[Records contained in a dataset]
• • •
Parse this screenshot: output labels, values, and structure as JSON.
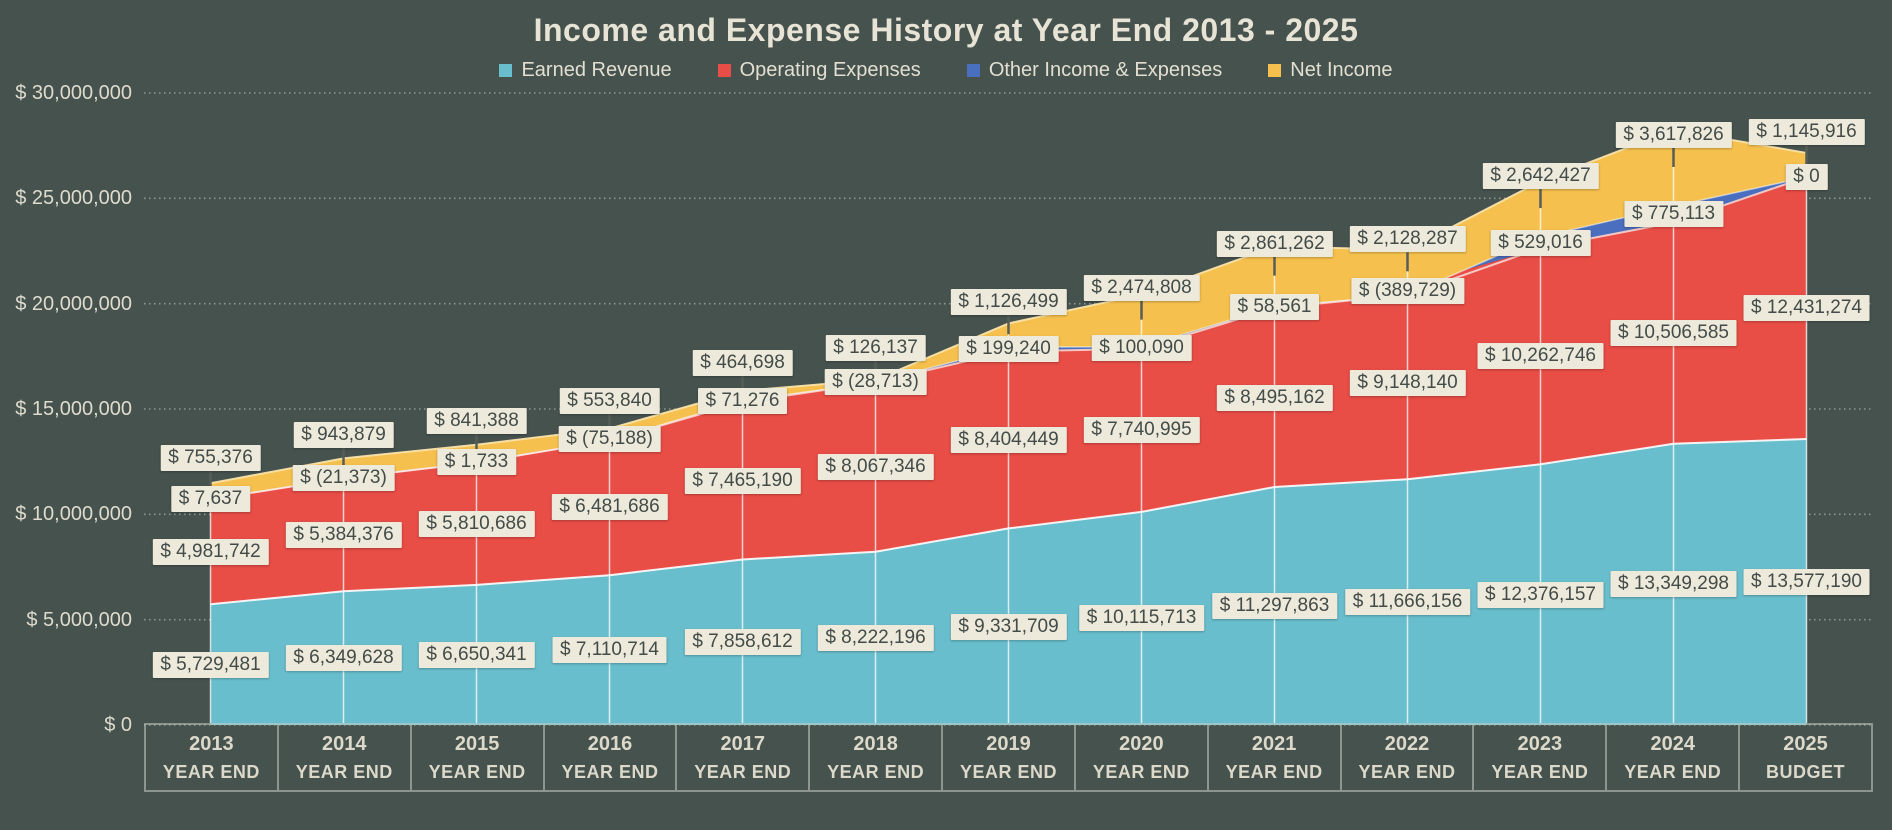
{
  "title": "Income and Expense History at Year End 2013 - 2025",
  "colors": {
    "background": "#46524E",
    "axis_text": "#DFDCCE",
    "label_box_background": "#EDE9DB",
    "label_box_text": "#434C48",
    "gridline": "rgba(205,210,200,0.55)",
    "drop_line": "rgba(255,255,255,0.75)",
    "leader_line": "#575D59"
  },
  "chart_data": {
    "type": "area",
    "stacked": true,
    "title": "Income and Expense History at Year End 2013 - 2025",
    "legend_position": "top",
    "grid": "dotted horizontal",
    "ylim": [
      0,
      30000000
    ],
    "categories": [
      "2013",
      "2014",
      "2015",
      "2016",
      "2017",
      "2018",
      "2019",
      "2020",
      "2021",
      "2022",
      "2023",
      "2024",
      "2025"
    ],
    "category_sublabels": [
      "YEAR END",
      "YEAR END",
      "YEAR END",
      "YEAR END",
      "YEAR END",
      "YEAR END",
      "YEAR END",
      "YEAR END",
      "YEAR END",
      "YEAR END",
      "YEAR END",
      "YEAR END",
      "BUDGET"
    ],
    "y_axis_ticks": [
      {
        "value": 30000000,
        "label": "$ 30,000,000"
      },
      {
        "value": 25000000,
        "label": "$ 25,000,000"
      },
      {
        "value": 20000000,
        "label": "$ 20,000,000"
      },
      {
        "value": 15000000,
        "label": "$ 15,000,000"
      },
      {
        "value": 10000000,
        "label": "$ 10,000,000"
      },
      {
        "value": 5000000,
        "label": "$ 5,000,000"
      },
      {
        "value": 0,
        "label": "$ 0"
      }
    ],
    "series": [
      {
        "name": "Earned Revenue",
        "color": "#69BECD",
        "edge_color": "rgba(255,255,255,0.9)",
        "values": [
          5729481,
          6349628,
          6650341,
          7110714,
          7858612,
          8222196,
          9331709,
          10115713,
          11297863,
          11666156,
          12376157,
          13349298,
          13577190
        ]
      },
      {
        "name": "Operating Expenses",
        "color": "#E84D46",
        "edge_color": "rgba(248,206,200,0.95)",
        "values": [
          4981742,
          5384376,
          5810686,
          6481686,
          7465190,
          8067346,
          8404449,
          7740995,
          8495162,
          9148140,
          10262746,
          10506585,
          12431274
        ]
      },
      {
        "name": "Other Income & Expenses",
        "color": "#4A6FBE",
        "edge_color": "rgba(255,255,255,0.55)",
        "values": [
          7637,
          -21373,
          1733,
          -75188,
          71276,
          -28713,
          199240,
          100090,
          58561,
          -389729,
          529016,
          775113,
          0
        ]
      },
      {
        "name": "Net Income",
        "color": "#F5C04D",
        "edge_color": "rgba(250,227,170,0.95)",
        "values": [
          755376,
          943879,
          841388,
          553840,
          464698,
          126137,
          1126499,
          2474808,
          2861262,
          2128287,
          2642427,
          3617826,
          1145916
        ]
      }
    ],
    "data_label_format": "$ #,##0;$ (#,##0)"
  }
}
• • •
Exercise requirements: From the entries, report each line that includes the word "name".

Correct output:
        "name": "Earned Revenue",
        "name": "Operating Expenses",
        "name": "Other Income & Expenses",
        "name": "Net Income",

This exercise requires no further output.